* **Exercise description**
Exclude all pictures, then copy each of the records exactly as written.

[Extracted records]
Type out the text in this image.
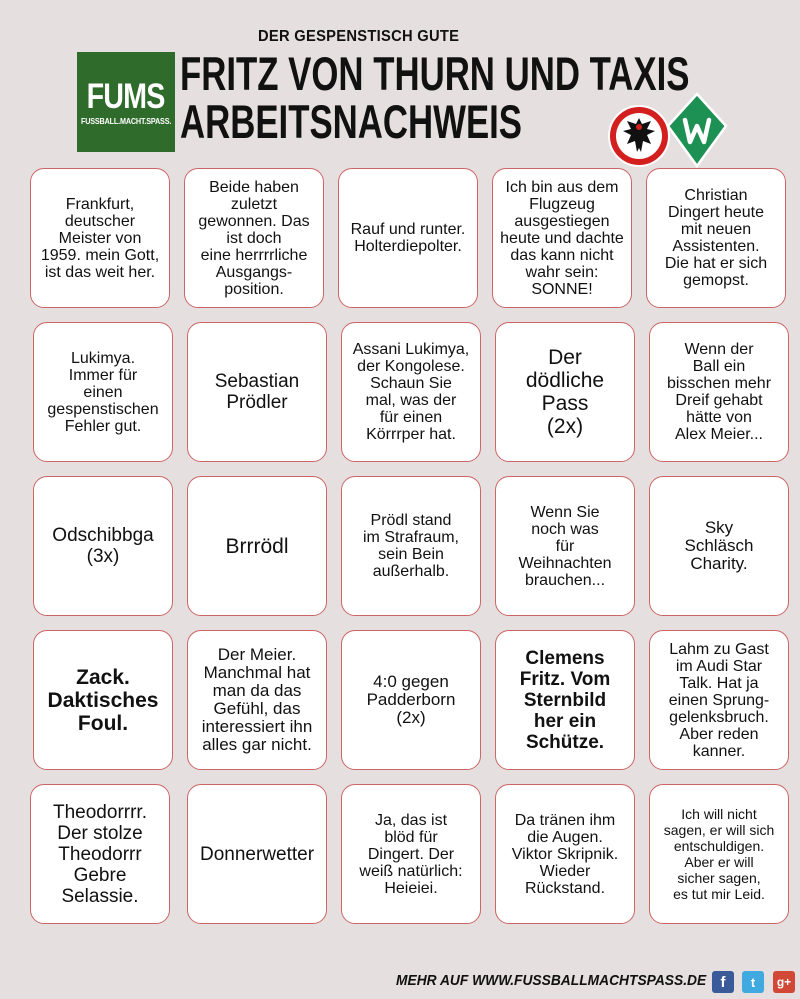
DER GESPENSTISCH GUTE
FUMS
FUSSBALL.MACHT.SPASS.
FRITZ VON THURN UND TAXIS
ARBEITSNACHWEIS
Frankfurt,
deutscher
Meister von
1959. mein Gott,
ist das weit her.
Beide haben
zuletzt
gewonnen. Das
ist doch
eine herrrrliche
Ausgangs-
position.
Rauf und runter.
Holterdiepolter.
Ich bin aus dem
Flugzeug
ausgestiegen
heute und dachte
das kann nicht
wahr sein:
SONNE!
Christian
Dingert heute
mit neuen
Assistenten.
Die hat er sich
gemopst.
Lukimya.
Immer für
einen
gespenstischen
Fehler gut.
Sebastian
Prödler
Assani Lukimya,
der Kongolese.
Schaun Sie
mal, was der
für einen
Körrrper hat.
Der
dödliche
Pass
(2x)
Wenn der
Ball ein
bisschen mehr
Dreif gehabt
hätte von
Alex Meier...
Odschibbga
(3x)	Brrrödl
Prödl stand
im Strafraum,
sein Bein
außerhalb.
Wenn Sie
noch was
für
Weihnachten
brauchen...
Sky
Schläsch
Charity.
Zack.
Daktisches
Foul.
Der Meier.
Manchmal hat
man da das
Gefühl, das
interessiert ihn
alles gar nicht.
4:0 gegen
Padderborn
(2x)
Clemens
Fritz. Vom
Sternbild
her ein
Schütze.
Lahm zu Gast
im Audi Star
Talk. Hat ja
einen Sprung-
gelenksbruch.
Aber reden
kanner.
Theodorrrr.
Der stolze
Theodorrr
Gebre
Selassie.
Donnerwetter
Ja, das ist
blöd für
Dingert. Der
weiß natürlich:
Heieiei.
Da tränen ihm
die Augen.
Viktor Skripnik.
Wieder
Rückstand.
Ich will nicht
sagen, er will sich
entschuldigen.
Aber er will
sicher sagen,
es tut mir Leid.
MEHR AUF WWW.FUSSBALLMACHTSPASS.DE f	t	g+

* **Task response**
Type out the text in this image.
DER GESPENSTISCH GUTE
FUMS
FUSSBALL.MACHT.SPASS.
FRITZ VON THURN UND TAXIS
ARBEITSNACHWEIS
Frankfurt,
deutscher
Meister von
1959. mein Gott,
ist das weit her.
Beide haben
zuletzt
gewonnen. Das
ist doch
eine herrrrliche
Ausgangs-
position.
Rauf und runter.
Holterdiepolter.
Ich bin aus dem
Flugzeug
ausgestiegen
heute und dachte
das kann nicht
wahr sein:
SONNE!
Christian
Dingert heute
mit neuen
Assistenten.
Die hat er sich
gemopst.
Lukimya.
Immer für
einen
gespenstischen
Fehler gut.
Sebastian
Prödler
Assani Lukimya,
der Kongolese.
Schaun Sie
mal, was der
für einen
Körrrper hat.
Der
dödliche
Pass
(2x)
Wenn der
Ball ein
bisschen mehr
Dreif gehabt
hätte von
Alex Meier...
Odschibbga
(3x)	Brrrödl
Prödl stand
im Strafraum,
sein Bein
außerhalb.
Wenn Sie
noch was
für
Weihnachten
brauchen...
Sky
Schläsch
Charity.
Zack.
Daktisches
Foul.
Der Meier.
Manchmal hat
man da das
Gefühl, das
interessiert ihn
alles gar nicht.
4:0 gegen
Padderborn
(2x)
Clemens
Fritz. Vom
Sternbild
her ein
Schütze.
Lahm zu Gast
im Audi Star
Talk. Hat ja
einen Sprung-
gelenksbruch.
Aber reden
kanner.
Theodorrrr.
Der stolze
Theodorrr
Gebre
Selassie.
Donnerwetter
Ja, das ist
blöd für
Dingert. Der
weiß natürlich:
Heieiei.
Da tränen ihm
die Augen.
Viktor Skripnik.
Wieder
Rückstand.
Ich will nicht
sagen, er will sich
entschuldigen.
Aber er will
sicher sagen,
es tut mir Leid.
MEHR AUF WWW.FUSSBALLMACHTSPASS.DE f	t	g+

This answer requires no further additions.